=== GIVEN RECORDS ===
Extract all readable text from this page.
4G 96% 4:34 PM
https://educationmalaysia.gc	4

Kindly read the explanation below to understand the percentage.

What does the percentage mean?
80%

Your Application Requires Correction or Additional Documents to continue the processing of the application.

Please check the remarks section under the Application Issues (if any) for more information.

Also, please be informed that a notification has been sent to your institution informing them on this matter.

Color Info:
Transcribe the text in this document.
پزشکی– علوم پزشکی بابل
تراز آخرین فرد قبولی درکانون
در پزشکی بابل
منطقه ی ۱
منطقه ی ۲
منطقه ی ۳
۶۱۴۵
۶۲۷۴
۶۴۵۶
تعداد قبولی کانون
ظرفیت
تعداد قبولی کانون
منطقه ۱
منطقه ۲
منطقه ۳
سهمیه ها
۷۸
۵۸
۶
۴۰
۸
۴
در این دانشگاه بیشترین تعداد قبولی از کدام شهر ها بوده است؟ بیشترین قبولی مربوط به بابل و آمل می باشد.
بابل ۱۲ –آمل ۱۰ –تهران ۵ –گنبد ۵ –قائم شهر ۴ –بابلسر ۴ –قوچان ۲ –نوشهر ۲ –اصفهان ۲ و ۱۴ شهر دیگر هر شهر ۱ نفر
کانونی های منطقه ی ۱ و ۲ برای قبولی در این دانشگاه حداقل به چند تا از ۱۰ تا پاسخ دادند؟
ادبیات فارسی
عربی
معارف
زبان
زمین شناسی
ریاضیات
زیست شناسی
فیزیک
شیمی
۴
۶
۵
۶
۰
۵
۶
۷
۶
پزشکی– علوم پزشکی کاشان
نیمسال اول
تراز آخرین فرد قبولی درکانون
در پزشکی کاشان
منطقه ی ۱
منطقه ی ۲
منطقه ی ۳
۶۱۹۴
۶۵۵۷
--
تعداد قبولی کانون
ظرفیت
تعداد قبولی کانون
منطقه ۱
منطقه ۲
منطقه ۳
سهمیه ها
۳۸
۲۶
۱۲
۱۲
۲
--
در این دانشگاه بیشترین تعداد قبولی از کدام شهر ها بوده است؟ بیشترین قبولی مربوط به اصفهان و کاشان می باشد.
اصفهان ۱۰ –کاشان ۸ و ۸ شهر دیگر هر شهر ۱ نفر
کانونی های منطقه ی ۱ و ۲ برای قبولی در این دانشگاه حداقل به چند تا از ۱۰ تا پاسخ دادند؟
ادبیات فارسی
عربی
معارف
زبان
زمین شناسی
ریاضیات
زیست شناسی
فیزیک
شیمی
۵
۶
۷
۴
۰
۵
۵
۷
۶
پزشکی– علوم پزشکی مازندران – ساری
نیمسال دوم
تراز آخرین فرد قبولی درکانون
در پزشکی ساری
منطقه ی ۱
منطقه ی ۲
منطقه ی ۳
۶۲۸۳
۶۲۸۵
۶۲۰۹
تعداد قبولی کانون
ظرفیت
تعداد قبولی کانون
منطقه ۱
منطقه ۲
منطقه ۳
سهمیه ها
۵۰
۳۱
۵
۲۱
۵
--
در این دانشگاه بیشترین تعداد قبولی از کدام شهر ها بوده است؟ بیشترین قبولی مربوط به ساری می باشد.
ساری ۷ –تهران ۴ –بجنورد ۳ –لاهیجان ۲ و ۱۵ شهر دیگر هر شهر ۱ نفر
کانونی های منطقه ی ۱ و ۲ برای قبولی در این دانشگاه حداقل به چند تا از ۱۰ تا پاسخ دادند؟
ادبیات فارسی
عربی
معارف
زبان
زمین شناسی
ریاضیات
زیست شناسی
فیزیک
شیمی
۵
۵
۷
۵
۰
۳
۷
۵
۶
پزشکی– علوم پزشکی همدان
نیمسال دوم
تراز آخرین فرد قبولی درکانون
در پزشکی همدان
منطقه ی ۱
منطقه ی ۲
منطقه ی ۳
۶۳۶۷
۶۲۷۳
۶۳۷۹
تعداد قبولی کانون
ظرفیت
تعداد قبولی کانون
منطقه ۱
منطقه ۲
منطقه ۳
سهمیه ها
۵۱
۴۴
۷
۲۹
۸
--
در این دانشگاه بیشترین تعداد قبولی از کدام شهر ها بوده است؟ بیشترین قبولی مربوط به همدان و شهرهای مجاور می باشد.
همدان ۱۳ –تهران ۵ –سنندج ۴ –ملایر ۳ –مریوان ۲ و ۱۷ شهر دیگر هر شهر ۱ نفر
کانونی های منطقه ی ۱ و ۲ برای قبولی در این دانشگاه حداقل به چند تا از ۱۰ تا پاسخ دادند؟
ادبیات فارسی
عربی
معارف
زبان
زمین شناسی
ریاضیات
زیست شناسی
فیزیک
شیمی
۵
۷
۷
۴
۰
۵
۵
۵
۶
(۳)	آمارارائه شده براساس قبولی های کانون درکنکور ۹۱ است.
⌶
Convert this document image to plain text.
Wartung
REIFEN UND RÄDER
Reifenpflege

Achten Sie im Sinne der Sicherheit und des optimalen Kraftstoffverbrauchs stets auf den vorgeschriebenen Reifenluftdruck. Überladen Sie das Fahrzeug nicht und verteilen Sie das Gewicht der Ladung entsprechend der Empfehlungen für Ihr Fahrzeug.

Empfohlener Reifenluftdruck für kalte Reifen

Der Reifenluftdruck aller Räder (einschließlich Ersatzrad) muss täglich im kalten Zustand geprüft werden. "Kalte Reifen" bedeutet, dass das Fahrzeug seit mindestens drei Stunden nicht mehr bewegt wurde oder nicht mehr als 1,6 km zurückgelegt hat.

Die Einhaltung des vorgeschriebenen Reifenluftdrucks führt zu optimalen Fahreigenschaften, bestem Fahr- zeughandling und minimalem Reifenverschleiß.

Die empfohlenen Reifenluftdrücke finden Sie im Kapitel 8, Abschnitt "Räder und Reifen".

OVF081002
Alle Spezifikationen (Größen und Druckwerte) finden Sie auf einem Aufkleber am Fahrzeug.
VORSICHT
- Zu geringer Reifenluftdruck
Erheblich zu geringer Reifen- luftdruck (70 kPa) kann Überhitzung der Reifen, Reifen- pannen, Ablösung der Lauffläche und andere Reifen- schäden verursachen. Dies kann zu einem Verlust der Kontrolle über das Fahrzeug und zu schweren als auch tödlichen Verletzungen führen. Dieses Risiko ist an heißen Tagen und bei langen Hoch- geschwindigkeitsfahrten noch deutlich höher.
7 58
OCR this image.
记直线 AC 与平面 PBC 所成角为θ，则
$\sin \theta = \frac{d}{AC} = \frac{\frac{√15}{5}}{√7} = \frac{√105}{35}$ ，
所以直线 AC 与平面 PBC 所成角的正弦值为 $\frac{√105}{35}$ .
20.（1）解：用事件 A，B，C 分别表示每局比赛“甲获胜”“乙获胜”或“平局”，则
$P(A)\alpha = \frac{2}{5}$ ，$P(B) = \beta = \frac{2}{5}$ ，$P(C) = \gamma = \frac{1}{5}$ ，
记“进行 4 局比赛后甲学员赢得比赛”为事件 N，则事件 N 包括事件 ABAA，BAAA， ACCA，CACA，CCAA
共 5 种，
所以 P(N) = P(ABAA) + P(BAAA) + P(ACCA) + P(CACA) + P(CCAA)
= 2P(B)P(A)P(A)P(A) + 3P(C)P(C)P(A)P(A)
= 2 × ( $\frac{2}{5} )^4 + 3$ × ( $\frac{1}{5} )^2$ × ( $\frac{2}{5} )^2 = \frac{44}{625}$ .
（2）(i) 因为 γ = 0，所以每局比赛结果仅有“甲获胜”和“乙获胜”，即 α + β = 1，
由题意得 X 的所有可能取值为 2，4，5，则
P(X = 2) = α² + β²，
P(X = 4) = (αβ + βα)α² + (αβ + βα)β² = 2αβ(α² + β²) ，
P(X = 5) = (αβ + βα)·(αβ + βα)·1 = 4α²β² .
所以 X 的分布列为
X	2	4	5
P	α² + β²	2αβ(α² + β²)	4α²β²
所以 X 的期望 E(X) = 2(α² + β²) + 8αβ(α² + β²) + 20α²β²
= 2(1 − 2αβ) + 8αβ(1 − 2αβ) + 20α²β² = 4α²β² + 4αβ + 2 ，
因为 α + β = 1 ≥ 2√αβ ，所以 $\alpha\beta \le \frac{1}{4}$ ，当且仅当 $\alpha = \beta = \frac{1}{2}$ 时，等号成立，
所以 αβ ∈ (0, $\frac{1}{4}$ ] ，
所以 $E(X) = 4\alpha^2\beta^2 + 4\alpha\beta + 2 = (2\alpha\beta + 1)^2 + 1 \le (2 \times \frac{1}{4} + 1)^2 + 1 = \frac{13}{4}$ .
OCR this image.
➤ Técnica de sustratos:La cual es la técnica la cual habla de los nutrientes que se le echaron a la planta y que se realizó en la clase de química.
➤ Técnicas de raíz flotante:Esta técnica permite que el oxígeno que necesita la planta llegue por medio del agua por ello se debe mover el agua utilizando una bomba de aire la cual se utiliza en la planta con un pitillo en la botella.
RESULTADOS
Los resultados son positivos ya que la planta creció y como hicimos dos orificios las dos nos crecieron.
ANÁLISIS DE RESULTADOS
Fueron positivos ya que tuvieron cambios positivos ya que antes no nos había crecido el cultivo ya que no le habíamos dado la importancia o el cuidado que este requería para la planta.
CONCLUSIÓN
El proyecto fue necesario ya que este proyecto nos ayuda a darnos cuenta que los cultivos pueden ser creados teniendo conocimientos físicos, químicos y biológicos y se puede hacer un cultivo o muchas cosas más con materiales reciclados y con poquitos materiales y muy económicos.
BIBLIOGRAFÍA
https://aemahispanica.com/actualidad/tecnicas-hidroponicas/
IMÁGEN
===
> TASK INSTRUCTIONS
Pull every line containing the word "همدان" out of the entries above.

> SOLUTION FOR THIS TASK
پزشکی– علوم پزشکی همدان
در پزشکی همدان
در این دانشگاه بیشترین تعداد قبولی از کدام شهر ها بوده است؟ بیشترین قبولی مربوط به همدان و شهرهای مجاور می باشد.
همدان ۱۳ –تهران ۵ –سنندج ۴ –ملایر ۳ –مریوان ۲ و ۱۷ شهر دیگر هر شهر ۱ نفر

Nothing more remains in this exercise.